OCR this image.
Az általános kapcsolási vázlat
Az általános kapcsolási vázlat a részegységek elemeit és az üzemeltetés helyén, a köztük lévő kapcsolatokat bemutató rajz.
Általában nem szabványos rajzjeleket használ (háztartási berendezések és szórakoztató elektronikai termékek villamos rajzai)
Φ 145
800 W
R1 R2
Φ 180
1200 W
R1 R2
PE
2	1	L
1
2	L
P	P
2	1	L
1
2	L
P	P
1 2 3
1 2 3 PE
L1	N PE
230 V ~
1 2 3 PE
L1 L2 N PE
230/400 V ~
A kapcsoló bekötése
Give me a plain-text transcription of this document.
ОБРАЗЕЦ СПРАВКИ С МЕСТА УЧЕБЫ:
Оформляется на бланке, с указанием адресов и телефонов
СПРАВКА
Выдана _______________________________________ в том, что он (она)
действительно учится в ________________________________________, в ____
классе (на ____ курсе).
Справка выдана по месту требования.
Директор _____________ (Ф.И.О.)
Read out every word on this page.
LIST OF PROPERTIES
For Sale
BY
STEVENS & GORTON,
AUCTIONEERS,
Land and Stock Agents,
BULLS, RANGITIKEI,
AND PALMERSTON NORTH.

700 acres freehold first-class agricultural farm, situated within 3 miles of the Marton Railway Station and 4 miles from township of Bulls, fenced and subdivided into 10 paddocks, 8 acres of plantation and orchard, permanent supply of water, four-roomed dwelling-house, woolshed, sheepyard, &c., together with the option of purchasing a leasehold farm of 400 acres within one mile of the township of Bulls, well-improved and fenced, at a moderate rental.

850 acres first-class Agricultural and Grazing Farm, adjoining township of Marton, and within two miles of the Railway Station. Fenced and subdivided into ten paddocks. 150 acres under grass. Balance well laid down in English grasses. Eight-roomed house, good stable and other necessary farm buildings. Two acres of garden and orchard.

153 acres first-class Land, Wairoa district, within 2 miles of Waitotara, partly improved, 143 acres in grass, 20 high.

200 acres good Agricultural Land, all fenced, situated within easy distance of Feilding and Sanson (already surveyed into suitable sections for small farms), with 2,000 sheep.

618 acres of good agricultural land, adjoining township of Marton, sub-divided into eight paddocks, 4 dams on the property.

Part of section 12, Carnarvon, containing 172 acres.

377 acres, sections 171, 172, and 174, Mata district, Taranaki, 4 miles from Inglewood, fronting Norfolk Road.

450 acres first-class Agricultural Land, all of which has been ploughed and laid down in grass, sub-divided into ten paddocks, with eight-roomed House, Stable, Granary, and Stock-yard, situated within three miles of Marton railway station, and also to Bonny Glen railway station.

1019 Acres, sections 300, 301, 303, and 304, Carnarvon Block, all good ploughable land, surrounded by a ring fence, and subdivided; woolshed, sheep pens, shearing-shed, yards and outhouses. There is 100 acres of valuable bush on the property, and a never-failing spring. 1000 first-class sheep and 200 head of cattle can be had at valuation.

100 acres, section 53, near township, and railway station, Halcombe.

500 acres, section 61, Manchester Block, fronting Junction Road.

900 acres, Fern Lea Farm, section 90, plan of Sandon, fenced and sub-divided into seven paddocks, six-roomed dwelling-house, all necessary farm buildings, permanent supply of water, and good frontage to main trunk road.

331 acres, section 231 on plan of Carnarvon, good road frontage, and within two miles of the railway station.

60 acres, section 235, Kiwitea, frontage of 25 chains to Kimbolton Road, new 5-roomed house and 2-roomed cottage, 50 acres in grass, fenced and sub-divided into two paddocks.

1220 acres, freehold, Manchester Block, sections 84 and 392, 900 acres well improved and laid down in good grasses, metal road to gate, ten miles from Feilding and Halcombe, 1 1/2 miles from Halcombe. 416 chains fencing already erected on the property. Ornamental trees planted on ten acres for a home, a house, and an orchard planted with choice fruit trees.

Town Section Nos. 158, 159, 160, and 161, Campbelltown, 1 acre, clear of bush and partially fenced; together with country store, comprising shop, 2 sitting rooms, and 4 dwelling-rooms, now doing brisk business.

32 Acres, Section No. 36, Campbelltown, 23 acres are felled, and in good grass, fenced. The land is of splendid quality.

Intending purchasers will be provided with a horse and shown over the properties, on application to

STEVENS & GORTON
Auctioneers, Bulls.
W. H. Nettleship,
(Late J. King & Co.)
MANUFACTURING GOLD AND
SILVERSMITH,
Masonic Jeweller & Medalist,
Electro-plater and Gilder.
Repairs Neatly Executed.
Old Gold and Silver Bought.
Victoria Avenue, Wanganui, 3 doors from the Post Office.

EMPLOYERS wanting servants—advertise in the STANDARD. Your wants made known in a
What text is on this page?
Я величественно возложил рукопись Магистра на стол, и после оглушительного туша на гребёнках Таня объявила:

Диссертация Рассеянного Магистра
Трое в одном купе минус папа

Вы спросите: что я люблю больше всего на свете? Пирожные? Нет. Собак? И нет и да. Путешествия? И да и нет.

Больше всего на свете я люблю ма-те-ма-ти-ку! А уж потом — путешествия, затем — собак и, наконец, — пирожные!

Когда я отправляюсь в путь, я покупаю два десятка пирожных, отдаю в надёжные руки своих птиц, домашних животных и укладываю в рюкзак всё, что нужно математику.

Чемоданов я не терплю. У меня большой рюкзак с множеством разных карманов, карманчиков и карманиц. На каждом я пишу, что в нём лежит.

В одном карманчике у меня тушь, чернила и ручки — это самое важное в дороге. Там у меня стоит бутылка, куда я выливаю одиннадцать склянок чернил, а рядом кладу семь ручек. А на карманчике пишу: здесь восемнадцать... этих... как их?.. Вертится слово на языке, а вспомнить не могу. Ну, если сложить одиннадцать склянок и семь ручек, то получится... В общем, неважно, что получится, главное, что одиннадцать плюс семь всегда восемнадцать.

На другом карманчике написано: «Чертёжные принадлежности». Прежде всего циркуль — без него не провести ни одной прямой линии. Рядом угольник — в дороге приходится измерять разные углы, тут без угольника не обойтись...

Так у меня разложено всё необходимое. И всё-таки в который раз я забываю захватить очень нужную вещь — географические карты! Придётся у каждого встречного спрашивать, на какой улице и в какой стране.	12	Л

== Instruction ==
The required output is the number of lines containing the word "люблю", and nothing besides.

== Exercise answer ==
2